═════ Input data
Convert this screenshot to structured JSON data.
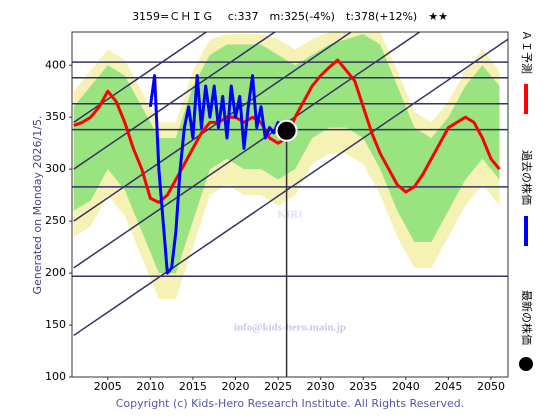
{
  "chart_data": {
    "type": "line",
    "title": "3159=ＣＨＩＧ　 c:337　m:325(-4%)　t:378(+12%)　★★",
    "side_label": "Generated on Monday 2026/1/5.",
    "watermarks": [
      "KIRI",
      "info@kids-hero.main.jp"
    ],
    "copyright": "Copyright (c) Kids-Hero Research Institute. All Rights Reserved.",
    "xlim": [
      2000.8,
      2052
    ],
    "ylim": [
      100,
      432
    ],
    "xticks": [
      2005,
      2010,
      2015,
      2020,
      2025,
      2030,
      2035,
      2040,
      2045,
      2050
    ],
    "yticks": [
      100,
      150,
      200,
      250,
      300,
      350,
      400
    ],
    "grid": false,
    "hlines": [
      403,
      388,
      363,
      338,
      283,
      197
    ],
    "trend_lines": [
      {
        "x": [
          2001,
          2052
        ],
        "y": [
          140,
          425
        ]
      },
      {
        "x": [
          2001,
          2052
        ],
        "y": [
          205,
          490
        ]
      },
      {
        "x": [
          2001,
          2052
        ],
        "y": [
          250,
          535
        ]
      },
      {
        "x": [
          2001,
          2052
        ],
        "y": [
          300,
          585
        ]
      },
      {
        "x": [
          2001,
          2052
        ],
        "y": [
          345,
          630
        ]
      }
    ],
    "bands": [
      {
        "color": "#f5f0a8",
        "x": [
          2001,
          2003,
          2005,
          2007,
          2009,
          2011,
          2013,
          2015,
          2017,
          2019,
          2021,
          2023,
          2025,
          2027,
          2029,
          2031,
          2033,
          2035,
          2037,
          2039,
          2041,
          2043,
          2045,
          2047,
          2049,
          2051
        ],
        "upper": [
          375,
          395,
          415,
          405,
          375,
          345,
          345,
          395,
          425,
          430,
          430,
          430,
          425,
          415,
          425,
          432,
          432,
          432,
          432,
          395,
          355,
          345,
          365,
          395,
          415,
          395
        ],
        "lower": [
          235,
          245,
          275,
          255,
          215,
          175,
          175,
          225,
          275,
          285,
          275,
          275,
          265,
          275,
          305,
          315,
          315,
          305,
          275,
          235,
          205,
          205,
          235,
          265,
          285,
          265
        ]
      },
      {
        "color": "#88e078",
        "x": [
          2001,
          2003,
          2005,
          2007,
          2009,
          2011,
          2013,
          2015,
          2017,
          2019,
          2021,
          2023,
          2025,
          2027,
          2029,
          2031,
          2033,
          2035,
          2037,
          2039,
          2041,
          2043,
          2045,
          2047,
          2049,
          2051
        ],
        "upper": [
          360,
          380,
          400,
          390,
          360,
          330,
          330,
          380,
          410,
          420,
          420,
          420,
          410,
          400,
          410,
          420,
          425,
          430,
          420,
          380,
          340,
          330,
          350,
          380,
          400,
          380
        ],
        "lower": [
          260,
          270,
          300,
          280,
          240,
          200,
          200,
          250,
          300,
          310,
          300,
          300,
          290,
          300,
          330,
          340,
          340,
          330,
          300,
          260,
          230,
          230,
          260,
          290,
          310,
          290
        ]
      }
    ],
    "series": [
      {
        "name": "ＡＩ予測",
        "color": "#ff0000",
        "style": "line",
        "x": [
          2001,
          2002,
          2003,
          2004,
          2005,
          2006,
          2007,
          2008,
          2009,
          2010,
          2011,
          2012,
          2013,
          2014,
          2015,
          2016,
          2017,
          2018,
          2019,
          2020,
          2021,
          2022,
          2023,
          2024,
          2025,
          2026,
          2027,
          2028,
          2029,
          2030,
          2031,
          2032,
          2033,
          2034,
          2035,
          2036,
          2037,
          2038,
          2039,
          2040,
          2041,
          2042,
          2043,
          2044,
          2045,
          2046,
          2047,
          2048,
          2049,
          2050,
          2051
        ],
        "values": [
          342,
          345,
          350,
          360,
          375,
          365,
          345,
          320,
          300,
          272,
          268,
          275,
          290,
          305,
          320,
          335,
          345,
          345,
          350,
          350,
          345,
          350,
          345,
          330,
          325,
          330,
          350,
          365,
          380,
          390,
          398,
          405,
          395,
          385,
          360,
          335,
          315,
          300,
          285,
          278,
          283,
          295,
          310,
          325,
          340,
          345,
          350,
          345,
          330,
          310,
          300
        ]
      },
      {
        "name": "過去の株価",
        "color": "#0000ff",
        "style": "line",
        "x": [
          2010,
          2010.5,
          2011,
          2011.5,
          2012,
          2012.5,
          2013,
          2013.5,
          2014,
          2014.5,
          2015,
          2015.5,
          2016,
          2016.5,
          2017,
          2017.5,
          2018,
          2018.5,
          2019,
          2019.5,
          2020,
          2020.5,
          2021,
          2021.5,
          2022,
          2022.5,
          2023,
          2023.5,
          2024,
          2024.5,
          2025,
          2025.5
        ],
        "values": [
          360,
          390,
          300,
          250,
          200,
          205,
          240,
          300,
          340,
          360,
          330,
          390,
          340,
          380,
          350,
          380,
          340,
          370,
          330,
          380,
          350,
          370,
          320,
          360,
          390,
          340,
          360,
          330,
          340,
          335,
          345,
          337
        ]
      },
      {
        "name": "最新の株価",
        "color": "#000000",
        "style": "point",
        "x": [
          2026
        ],
        "values": [
          337
        ]
      }
    ]
  }
}
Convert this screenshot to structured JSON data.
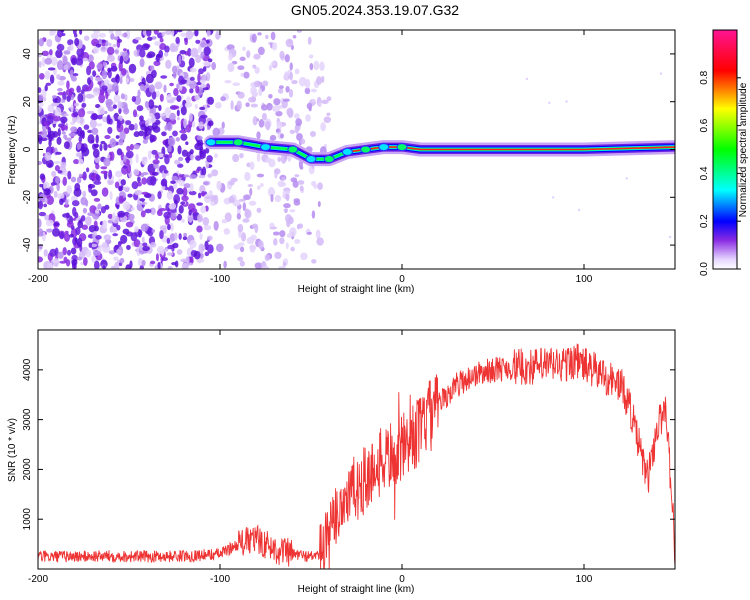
{
  "title": "GN05.2024.353.19.07.G32",
  "chart_data": [
    {
      "type": "heatmap",
      "xlabel": "Height of straight line (km)",
      "ylabel": "Frequency (Hz)",
      "xlim": [
        -200,
        150
      ],
      "ylim": [
        -50,
        50
      ],
      "xticks": [
        -200,
        -100,
        0,
        100
      ],
      "yticks": [
        -40,
        -20,
        0,
        20,
        40
      ],
      "colorbar": {
        "label": "Normalized spectral amplitude",
        "range": [
          0,
          1
        ],
        "ticks": [
          "0.0",
          "0.2",
          "0.4",
          "0.6",
          "0.8"
        ],
        "colors": [
          "#ffffff",
          "#8a2be2",
          "#0000ff",
          "#00ffff",
          "#00ff00",
          "#ffff00",
          "#ff0000",
          "#ff1493"
        ]
      },
      "ridge": [
        {
          "x": -105,
          "y": 3
        },
        {
          "x": -90,
          "y": 3
        },
        {
          "x": -75,
          "y": 1
        },
        {
          "x": -60,
          "y": 0
        },
        {
          "x": -50,
          "y": -4
        },
        {
          "x": -40,
          "y": -4
        },
        {
          "x": -30,
          "y": -1
        },
        {
          "x": -20,
          "y": 0
        },
        {
          "x": -10,
          "y": 1
        },
        {
          "x": 0,
          "y": 1
        },
        {
          "x": 10,
          "y": 0
        },
        {
          "x": 50,
          "y": 0
        },
        {
          "x": 100,
          "y": 0
        },
        {
          "x": 150,
          "y": 1
        }
      ]
    },
    {
      "type": "line",
      "xlabel": "Height of straight line (km)",
      "ylabel": "SNR (10 * v/v)",
      "xlim": [
        -200,
        150
      ],
      "ylim": [
        0,
        4800
      ],
      "xticks": [
        -200,
        -100,
        0,
        100
      ],
      "yticks": [
        1000,
        2000,
        3000,
        4000
      ],
      "color": "#ee3333",
      "series": [
        {
          "x": [
            -200,
            -180,
            -160,
            -140,
            -120,
            -100,
            -90,
            -80,
            -70,
            -60,
            -50,
            -45,
            -40,
            -35,
            -30,
            -25,
            -20,
            -15,
            -10,
            -5,
            0,
            5,
            10,
            15,
            20,
            25,
            30,
            40,
            50,
            60,
            70,
            80,
            90,
            95,
            100,
            105,
            110,
            115,
            120,
            125,
            130,
            135,
            140,
            145,
            150
          ],
          "y": [
            250,
            250,
            260,
            250,
            260,
            300,
            500,
            600,
            400,
            300,
            250,
            300,
            600,
            1200,
            1500,
            1600,
            1800,
            2000,
            2200,
            2300,
            2400,
            2600,
            2800,
            3100,
            3300,
            3500,
            3700,
            3900,
            4000,
            4050,
            4050,
            4100,
            4100,
            4200,
            4100,
            4000,
            3900,
            3800,
            3700,
            3300,
            2500,
            1800,
            2800,
            3300,
            400
          ]
        }
      ]
    }
  ]
}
══════════
__Problem description__
Among the lines of the material, find those that hold the word "title" and copy them.

__Written answer__
    "title": "3159=ＣＨＩＧ　 c:337　m:325(-4%)　t:378(+12%)　★★",
  "title": "GN05.2024.353.19.07.G32",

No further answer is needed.